***** ROWS

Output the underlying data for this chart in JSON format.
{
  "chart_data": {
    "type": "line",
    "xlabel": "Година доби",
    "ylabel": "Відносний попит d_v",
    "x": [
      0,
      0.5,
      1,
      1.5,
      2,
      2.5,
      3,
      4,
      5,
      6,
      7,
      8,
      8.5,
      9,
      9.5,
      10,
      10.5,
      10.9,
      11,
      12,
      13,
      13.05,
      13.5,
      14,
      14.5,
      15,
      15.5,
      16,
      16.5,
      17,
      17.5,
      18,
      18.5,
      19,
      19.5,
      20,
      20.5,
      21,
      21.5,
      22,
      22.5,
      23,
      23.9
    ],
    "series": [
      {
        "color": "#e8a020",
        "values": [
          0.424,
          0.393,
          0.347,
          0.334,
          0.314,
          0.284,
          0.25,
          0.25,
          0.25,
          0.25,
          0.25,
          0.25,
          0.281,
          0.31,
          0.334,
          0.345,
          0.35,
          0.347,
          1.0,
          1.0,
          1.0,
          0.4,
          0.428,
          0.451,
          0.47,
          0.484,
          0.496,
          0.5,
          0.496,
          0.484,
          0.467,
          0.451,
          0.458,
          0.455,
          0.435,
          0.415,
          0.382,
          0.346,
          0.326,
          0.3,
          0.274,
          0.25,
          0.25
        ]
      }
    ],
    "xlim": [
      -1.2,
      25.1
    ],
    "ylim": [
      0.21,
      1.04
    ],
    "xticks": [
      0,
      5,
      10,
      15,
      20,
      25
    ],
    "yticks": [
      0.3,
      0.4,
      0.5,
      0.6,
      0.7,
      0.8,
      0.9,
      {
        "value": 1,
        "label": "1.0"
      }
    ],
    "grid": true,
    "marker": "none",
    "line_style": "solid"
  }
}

**********

▸ EXERCISE BRIEF
Write out the data exactly as it stands.

▸ RESULT FOR THIS TASK
Output the underlying data for this chart in JSON format.
{
  "chart_data": {
    "type": "line",
    "xlabel": "Година доби",
    "ylabel": "Відносний попит d_v",
    "x": [
      0,
      0.5,
      1,
      1.5,
      2,
      2.5,
      3,
      4,
      5,
      6,
      7,
      8,
      8.5,
      9,
      9.5,
      10,
      10.5,
      10.9,
      11,
      12,
      13,
      13.05,
      13.5,
      14,
      14.5,
      15,
      15.5,
      16,
      16.5,
      17,
      17.5,
      18,
      18.5,
      19,
      19.5,
      20,
      20.5,
      21,
      21.5,
      22,
      22.5,
      23,
      23.9
    ],
    "series": [
      {
        "color": "#e8a020",
        "values": [
          0.424,
          0.393,
          0.347,
          0.334,
          0.314,
          0.284,
          0.25,
          0.25,
          0.25,
          0.25,
          0.25,
          0.25,
          0.281,
          0.31,
          0.334,
          0.345,
          0.35,
          0.347,
          1.0,
          1.0,
          1.0,
          0.4,
          0.428,
          0.451,
          0.47,
          0.484,
          0.496,
          0.5,
          0.496,
          0.484,
          0.467,
          0.451,
          0.458,
          0.455,
          0.435,
          0.415,
          0.382,
          0.346,
          0.326,
          0.3,
          0.274,
          0.25,
          0.25
        ]
      }
    ],
    "xlim": [
      -1.2,
      25.1
    ],
    "ylim": [
      0.21,
      1.04
    ],
    "xticks": [
      0,
      5,
      10,
      15,
      20,
      25
    ],
    "yticks": [
      0.3,
      0.4,
      0.5,
      0.6,
      0.7,
      0.8,
      0.9,
      {
        "value": 1,
        "label": "1.0"
      }
    ],
    "grid": true,
    "marker": "none",
    "line_style": "solid"
  }
}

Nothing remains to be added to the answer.